[Dataset records]

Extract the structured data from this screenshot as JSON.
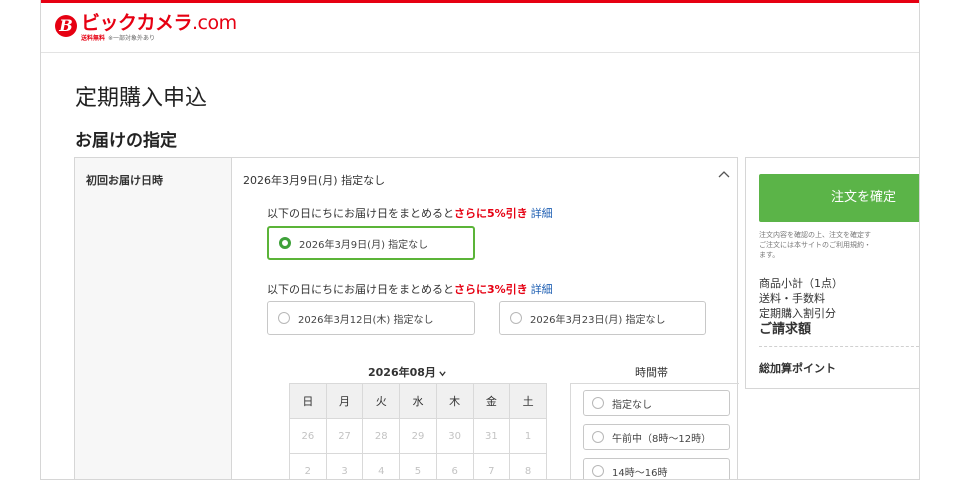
{
  "header": {
    "logo_name_red": "ビックカメラ",
    "logo_name_dot": ".com",
    "free_shipping": "送料無料",
    "shipping_note": "※一部対象外あり"
  },
  "page": {
    "title": "定期購入申込",
    "section": "お届けの指定"
  },
  "delivery": {
    "label": "初回お届け日時",
    "selected": "2026年3月9日(月)  指定なし",
    "promo1": {
      "prefix": "以下の日にちにお届け日をまとめると",
      "highlight": "さらに5%引き",
      "link": "詳細"
    },
    "option_selected": "2026年3月9日(月)  指定なし",
    "promo2": {
      "prefix": "以下の日にちにお届け日をまとめると",
      "highlight": "さらに3%引き",
      "link": "詳細"
    },
    "options": [
      "2026年3月12日(木)  指定なし",
      "2026年3月23日(月)  指定なし"
    ]
  },
  "calendar": {
    "month": "2026年08月",
    "weekdays": [
      "日",
      "月",
      "火",
      "水",
      "木",
      "金",
      "土"
    ],
    "rows": [
      [
        "26",
        "27",
        "28",
        "29",
        "30",
        "31",
        "1"
      ],
      [
        "2",
        "3",
        "4",
        "5",
        "6",
        "7",
        "8"
      ]
    ]
  },
  "timeslot": {
    "title": "時間帯",
    "slots": [
      "指定なし",
      "午前中（8時～12時）",
      "14時～16時"
    ]
  },
  "sidebar": {
    "confirm_label": "注文を確定",
    "notice": [
      "注文内容を確認の上、注文を確定す",
      "ご注文には本サイトのご利用規約・",
      "ます。"
    ],
    "subtotal": "商品小計（1点）",
    "shipping": "送料・手数料",
    "discount": "定期購入割引分",
    "total": "ご請求額",
    "points": "総加算ポイント"
  },
  "colors": {
    "brand": "#e60012",
    "accent_green": "#5bb448",
    "link": "#1e5fb3"
  }
}
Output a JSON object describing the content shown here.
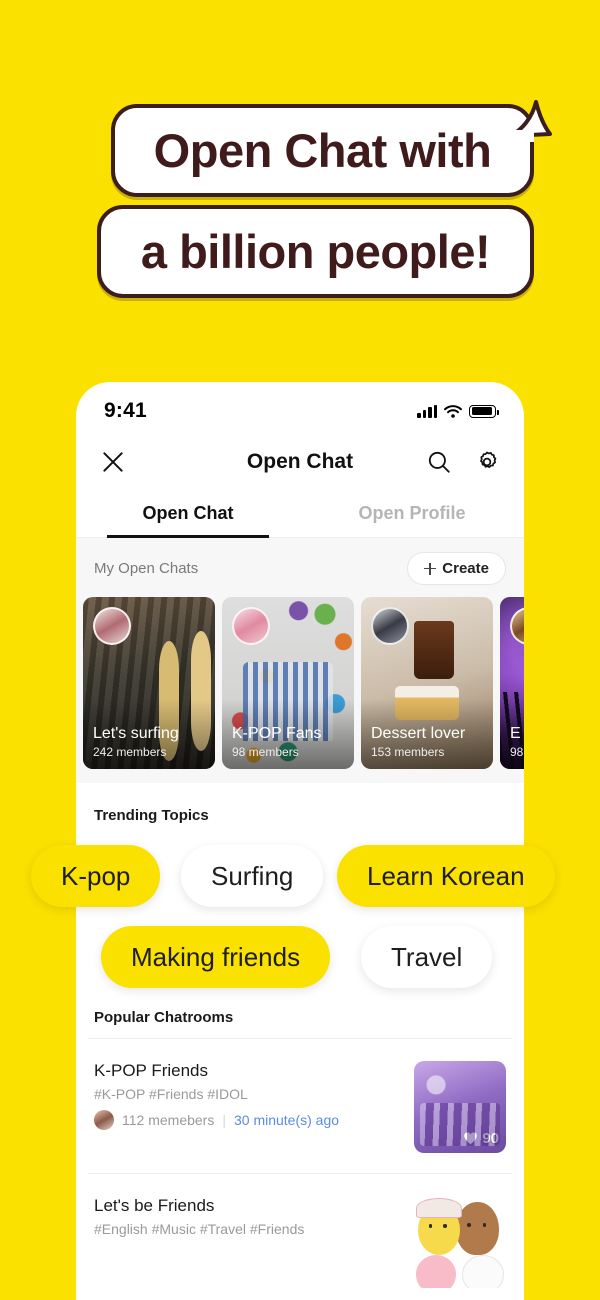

### Exercise goal
The records shown above are to be repeated exactly, with the pictures left out.

### Result of this task
Extract the structured data from this screenshot as JSON.
{
  "header": {
    "logo_name_red": "ビックカメラ",
    "logo_name_dot": ".com",
    "free_shipping": "送料無料",
    "shipping_note": "※一部対象外あり"
  },
  "page": {
    "title": "定期購入申込",
    "section": "お届けの指定"
  },
  "delivery": {
    "label": "初回お届け日時",
    "selected": "2026年3月9日(月)  指定なし",
    "promo1": {
      "prefix": "以下の日にちにお届け日をまとめると",
      "highlight": "さらに5%引き",
      "link": "詳細"
    },
    "option_selected": "2026年3月9日(月)  指定なし",
    "promo2": {
      "prefix": "以下の日にちにお届け日をまとめると",
      "highlight": "さらに3%引き",
      "link": "詳細"
    },
    "options": [
      "2026年3月12日(木)  指定なし",
      "2026年3月23日(月)  指定なし"
    ]
  },
  "calendar": {
    "month": "2026年08月",
    "weekdays": [
      "日",
      "月",
      "火",
      "水",
      "木",
      "金",
      "土"
    ],
    "rows": [
      [
        "26",
        "27",
        "28",
        "29",
        "30",
        "31",
        "1"
      ],
      [
        "2",
        "3",
        "4",
        "5",
        "6",
        "7",
        "8"
      ]
    ]
  },
  "timeslot": {
    "title": "時間帯",
    "slots": [
      "指定なし",
      "午前中（8時～12時）",
      "14時～16時"
    ]
  },
  "sidebar": {
    "confirm_label": "注文を確定",
    "notice": [
      "注文内容を確認の上、注文を確定す",
      "ご注文には本サイトのご利用規約・",
      "ます。"
    ],
    "subtotal": "商品小計（1点）",
    "shipping": "送料・手数料",
    "discount": "定期購入割引分",
    "total": "ご請求額",
    "points": "総加算ポイント"
  },
  "colors": {
    "brand": "#e60012",
    "accent_green": "#5bb448",
    "link": "#1e5fb3"
  }
}
Output a JSON object describing the content shown here.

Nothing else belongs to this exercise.